Collected data:
§ §

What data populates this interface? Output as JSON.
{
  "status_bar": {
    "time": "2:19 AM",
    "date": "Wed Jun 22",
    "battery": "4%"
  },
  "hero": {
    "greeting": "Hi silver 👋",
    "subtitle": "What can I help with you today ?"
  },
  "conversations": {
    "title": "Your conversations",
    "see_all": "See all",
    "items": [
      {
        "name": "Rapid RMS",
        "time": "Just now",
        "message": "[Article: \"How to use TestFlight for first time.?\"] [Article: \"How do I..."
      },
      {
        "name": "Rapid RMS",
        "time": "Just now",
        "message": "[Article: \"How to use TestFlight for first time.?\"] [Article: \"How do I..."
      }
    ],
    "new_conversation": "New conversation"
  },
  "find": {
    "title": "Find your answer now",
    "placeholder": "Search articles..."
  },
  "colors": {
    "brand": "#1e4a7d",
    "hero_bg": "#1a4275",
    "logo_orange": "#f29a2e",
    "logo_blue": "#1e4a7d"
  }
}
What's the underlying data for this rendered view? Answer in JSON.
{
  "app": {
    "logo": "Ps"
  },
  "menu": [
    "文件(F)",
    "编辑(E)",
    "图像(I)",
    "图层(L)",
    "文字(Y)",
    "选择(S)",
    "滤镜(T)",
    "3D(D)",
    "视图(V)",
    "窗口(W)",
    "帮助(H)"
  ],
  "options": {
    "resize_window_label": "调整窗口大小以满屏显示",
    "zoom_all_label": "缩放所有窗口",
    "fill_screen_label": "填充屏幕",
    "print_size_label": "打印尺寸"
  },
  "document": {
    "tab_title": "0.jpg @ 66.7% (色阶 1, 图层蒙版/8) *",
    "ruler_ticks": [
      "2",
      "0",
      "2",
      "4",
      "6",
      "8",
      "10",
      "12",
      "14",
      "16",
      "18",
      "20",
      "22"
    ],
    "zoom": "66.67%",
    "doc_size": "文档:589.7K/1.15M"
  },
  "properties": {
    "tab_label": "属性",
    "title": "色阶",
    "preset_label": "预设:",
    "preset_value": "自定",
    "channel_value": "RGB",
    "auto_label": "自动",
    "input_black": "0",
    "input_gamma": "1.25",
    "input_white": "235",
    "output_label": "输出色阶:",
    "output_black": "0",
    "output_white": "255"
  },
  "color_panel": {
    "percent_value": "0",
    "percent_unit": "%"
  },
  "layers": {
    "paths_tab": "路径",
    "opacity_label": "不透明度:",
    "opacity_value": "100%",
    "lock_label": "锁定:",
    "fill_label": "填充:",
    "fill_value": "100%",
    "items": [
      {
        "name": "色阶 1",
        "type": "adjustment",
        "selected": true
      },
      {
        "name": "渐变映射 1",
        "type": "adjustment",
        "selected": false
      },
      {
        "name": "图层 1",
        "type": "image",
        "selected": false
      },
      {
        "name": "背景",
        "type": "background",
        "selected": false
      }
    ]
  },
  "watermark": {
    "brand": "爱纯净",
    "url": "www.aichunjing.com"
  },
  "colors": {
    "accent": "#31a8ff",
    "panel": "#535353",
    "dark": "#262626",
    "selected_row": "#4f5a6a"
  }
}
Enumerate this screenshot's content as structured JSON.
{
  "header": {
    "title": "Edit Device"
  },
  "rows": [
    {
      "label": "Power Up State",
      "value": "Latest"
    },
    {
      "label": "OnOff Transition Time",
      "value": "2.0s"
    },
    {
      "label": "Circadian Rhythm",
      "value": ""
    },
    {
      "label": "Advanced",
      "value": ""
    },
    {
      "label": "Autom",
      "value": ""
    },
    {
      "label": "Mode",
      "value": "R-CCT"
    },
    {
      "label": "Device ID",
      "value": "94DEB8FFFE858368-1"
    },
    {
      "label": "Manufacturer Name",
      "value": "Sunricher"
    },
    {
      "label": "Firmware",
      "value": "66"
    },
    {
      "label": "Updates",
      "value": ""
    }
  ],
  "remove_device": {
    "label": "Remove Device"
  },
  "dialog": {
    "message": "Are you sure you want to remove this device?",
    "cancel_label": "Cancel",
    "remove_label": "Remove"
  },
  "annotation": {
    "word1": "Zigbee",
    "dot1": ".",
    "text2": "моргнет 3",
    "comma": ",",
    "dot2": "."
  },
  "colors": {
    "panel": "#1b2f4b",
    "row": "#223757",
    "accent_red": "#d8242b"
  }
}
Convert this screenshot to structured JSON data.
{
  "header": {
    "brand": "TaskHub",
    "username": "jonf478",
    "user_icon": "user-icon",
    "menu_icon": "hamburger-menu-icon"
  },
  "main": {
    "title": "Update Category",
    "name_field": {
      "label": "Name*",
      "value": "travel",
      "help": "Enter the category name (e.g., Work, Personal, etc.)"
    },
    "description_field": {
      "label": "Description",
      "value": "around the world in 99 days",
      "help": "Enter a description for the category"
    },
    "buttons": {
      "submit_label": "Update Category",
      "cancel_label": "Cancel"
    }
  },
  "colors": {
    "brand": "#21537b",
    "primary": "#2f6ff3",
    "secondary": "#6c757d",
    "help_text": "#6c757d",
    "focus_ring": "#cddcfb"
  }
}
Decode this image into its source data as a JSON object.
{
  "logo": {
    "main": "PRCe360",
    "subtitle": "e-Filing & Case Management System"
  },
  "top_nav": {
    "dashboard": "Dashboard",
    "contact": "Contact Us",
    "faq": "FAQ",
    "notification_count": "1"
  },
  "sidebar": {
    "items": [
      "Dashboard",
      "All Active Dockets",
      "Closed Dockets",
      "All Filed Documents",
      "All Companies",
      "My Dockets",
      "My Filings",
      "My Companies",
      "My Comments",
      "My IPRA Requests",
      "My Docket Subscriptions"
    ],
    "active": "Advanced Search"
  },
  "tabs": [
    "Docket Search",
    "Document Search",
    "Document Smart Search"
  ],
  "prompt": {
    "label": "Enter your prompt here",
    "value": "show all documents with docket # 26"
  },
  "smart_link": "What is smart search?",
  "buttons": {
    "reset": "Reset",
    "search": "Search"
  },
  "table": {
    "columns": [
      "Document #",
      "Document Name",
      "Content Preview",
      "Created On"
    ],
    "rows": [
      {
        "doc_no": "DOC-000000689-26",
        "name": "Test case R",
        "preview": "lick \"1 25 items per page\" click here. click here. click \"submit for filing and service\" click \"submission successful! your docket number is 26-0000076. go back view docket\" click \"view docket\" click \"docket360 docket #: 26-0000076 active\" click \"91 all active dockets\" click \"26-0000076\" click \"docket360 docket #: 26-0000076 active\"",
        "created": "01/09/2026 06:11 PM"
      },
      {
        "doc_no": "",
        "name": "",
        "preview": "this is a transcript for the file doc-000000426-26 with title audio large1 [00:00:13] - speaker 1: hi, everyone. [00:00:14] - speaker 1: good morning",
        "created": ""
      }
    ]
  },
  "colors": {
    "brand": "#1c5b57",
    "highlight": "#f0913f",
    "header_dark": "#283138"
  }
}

§ §

▶ [Task objective]: Write out the entries in full, exactly as given.

▶ [Result of this exercise]:
What data populates this interface? Output as JSON.
{
  "status_bar": {
    "time": "2:19 AM",
    "date": "Wed Jun 22",
    "battery": "4%"
  },
  "hero": {
    "greeting": "Hi silver 👋",
    "subtitle": "What can I help with you today ?"
  },
  "conversations": {
    "title": "Your conversations",
    "see_all": "See all",
    "items": [
      {
        "name": "Rapid RMS",
        "time": "Just now",
        "message": "[Article: \"How to use TestFlight for first time.?\"] [Article: \"How do I..."
      },
      {
        "name": "Rapid RMS",
        "time": "Just now",
        "message": "[Article: \"How to use TestFlight for first time.?\"] [Article: \"How do I..."
      }
    ],
    "new_conversation": "New conversation"
  },
  "find": {
    "title": "Find your answer now",
    "placeholder": "Search articles..."
  },
  "colors": {
    "brand": "#1e4a7d",
    "hero_bg": "#1a4275",
    "logo_orange": "#f29a2e",
    "logo_blue": "#1e4a7d"
  }
}
What's the underlying data for this rendered view? Answer in JSON.
{
  "app": {
    "logo": "Ps"
  },
  "menu": [
    "文件(F)",
    "编辑(E)",
    "图像(I)",
    "图层(L)",
    "文字(Y)",
    "选择(S)",
    "滤镜(T)",
    "3D(D)",
    "视图(V)",
    "窗口(W)",
    "帮助(H)"
  ],
  "options": {
    "resize_window_label": "调整窗口大小以满屏显示",
    "zoom_all_label": "缩放所有窗口",
    "fill_screen_label": "填充屏幕",
    "print_size_label": "打印尺寸"
  },
  "document": {
    "tab_title": "0.jpg @ 66.7% (色阶 1, 图层蒙版/8) *",
    "ruler_ticks": [
      "2",
      "0",
      "2",
      "4",
      "6",
      "8",
      "10",
      "12",
      "14",
      "16",
      "18",
      "20",
      "22"
    ],
    "zoom": "66.67%",
    "doc_size": "文档:589.7K/1.15M"
  },
  "properties": {
    "tab_label": "属性",
    "title": "色阶",
    "preset_label": "预设:",
    "preset_value": "自定",
    "channel_value": "RGB",
    "auto_label": "自动",
    "input_black": "0",
    "input_gamma": "1.25",
    "input_white": "235",
    "output_label": "输出色阶:",
    "output_black": "0",
    "output_white": "255"
  },
  "color_panel": {
    "percent_value": "0",
    "percent_unit": "%"
  },
  "layers": {
    "paths_tab": "路径",
    "opacity_label": "不透明度:",
    "opacity_value": "100%",
    "lock_label": "锁定:",
    "fill_label": "填充:",
    "fill_value": "100%",
    "items": [
      {
        "name": "色阶 1",
        "type": "adjustment",
        "selected": true
      },
      {
        "name": "渐变映射 1",
        "type": "adjustment",
        "selected": false
      },
      {
        "name": "图层 1",
        "type": "image",
        "selected": false
      },
      {
        "name": "背景",
        "type": "background",
        "selected": false
      }
    ]
  },
  "watermark": {
    "brand": "爱纯净",
    "url": "www.aichunjing.com"
  },
  "colors": {
    "accent": "#31a8ff",
    "panel": "#535353",
    "dark": "#262626",
    "selected_row": "#4f5a6a"
  }
}
Enumerate this screenshot's content as structured JSON.
{
  "header": {
    "title": "Edit Device"
  },
  "rows": [
    {
      "label": "Power Up State",
      "value": "Latest"
    },
    {
      "label": "OnOff Transition Time",
      "value": "2.0s"
    },
    {
      "label": "Circadian Rhythm",
      "value": ""
    },
    {
      "label": "Advanced",
      "value": ""
    },
    {
      "label": "Autom",
      "value": ""
    },
    {
      "label": "Mode",
      "value": "R-CCT"
    },
    {
      "label": "Device ID",
      "value": "94DEB8FFFE858368-1"
    },
    {
      "label": "Manufacturer Name",
      "value": "Sunricher"
    },
    {
      "label": "Firmware",
      "value": "66"
    },
    {
      "label": "Updates",
      "value": ""
    }
  ],
  "remove_device": {
    "label": "Remove Device"
  },
  "dialog": {
    "message": "Are you sure you want to remove this device?",
    "cancel_label": "Cancel",
    "remove_label": "Remove"
  },
  "annotation": {
    "word1": "Zigbee",
    "dot1": ".",
    "text2": "моргнет 3",
    "comma": ",",
    "dot2": "."
  },
  "colors": {
    "panel": "#1b2f4b",
    "row": "#223757",
    "accent_red": "#d8242b"
  }
}
Convert this screenshot to structured JSON data.
{
  "header": {
    "brand": "TaskHub",
    "username": "jonf478",
    "user_icon": "user-icon",
    "menu_icon": "hamburger-menu-icon"
  },
  "main": {
    "title": "Update Category",
    "name_field": {
      "label": "Name*",
      "value": "travel",
      "help": "Enter the category name (e.g., Work, Personal, etc.)"
    },
    "description_field": {
      "label": "Description",
      "value": "around the world in 99 days",
      "help": "Enter a description for the category"
    },
    "buttons": {
      "submit_label": "Update Category",
      "cancel_label": "Cancel"
    }
  },
  "colors": {
    "brand": "#21537b",
    "primary": "#2f6ff3",
    "secondary": "#6c757d",
    "help_text": "#6c757d",
    "focus_ring": "#cddcfb"
  }
}
Decode this image into its source data as a JSON object.
{
  "logo": {
    "main": "PRCe360",
    "subtitle": "e-Filing & Case Management System"
  },
  "top_nav": {
    "dashboard": "Dashboard",
    "contact": "Contact Us",
    "faq": "FAQ",
    "notification_count": "1"
  },
  "sidebar": {
    "items": [
      "Dashboard",
      "All Active Dockets",
      "Closed Dockets",
      "All Filed Documents",
      "All Companies",
      "My Dockets",
      "My Filings",
      "My Companies",
      "My Comments",
      "My IPRA Requests",
      "My Docket Subscriptions"
    ],
    "active": "Advanced Search"
  },
  "tabs": [
    "Docket Search",
    "Document Search",
    "Document Smart Search"
  ],
  "prompt": {
    "label": "Enter your prompt here",
    "value": "show all documents with docket # 26"
  },
  "smart_link": "What is smart search?",
  "buttons": {
    "reset": "Reset",
    "search": "Search"
  },
  "table": {
    "columns": [
      "Document #",
      "Document Name",
      "Content Preview",
      "Created On"
    ],
    "rows": [
      {
        "doc_no": "DOC-000000689-26",
        "name": "Test case R",
        "preview": "lick \"1 25 items per page\" click here. click here. click \"submit for filing and service\" click \"submission successful! your docket number is 26-0000076. go back view docket\" click \"view docket\" click \"docket360 docket #: 26-0000076 active\" click \"91 all active dockets\" click \"26-0000076\" click \"docket360 docket #: 26-0000076 active\"",
        "created": "01/09/2026 06:11 PM"
      },
      {
        "doc_no": "",
        "name": "",
        "preview": "this is a transcript for the file doc-000000426-26 with title audio large1 [00:00:13] - speaker 1: hi, everyone. [00:00:14] - speaker 1: good morning",
        "created": ""
      }
    ]
  },
  "colors": {
    "brand": "#1c5b57",
    "highlight": "#f0913f",
    "header_dark": "#283138"
  }
}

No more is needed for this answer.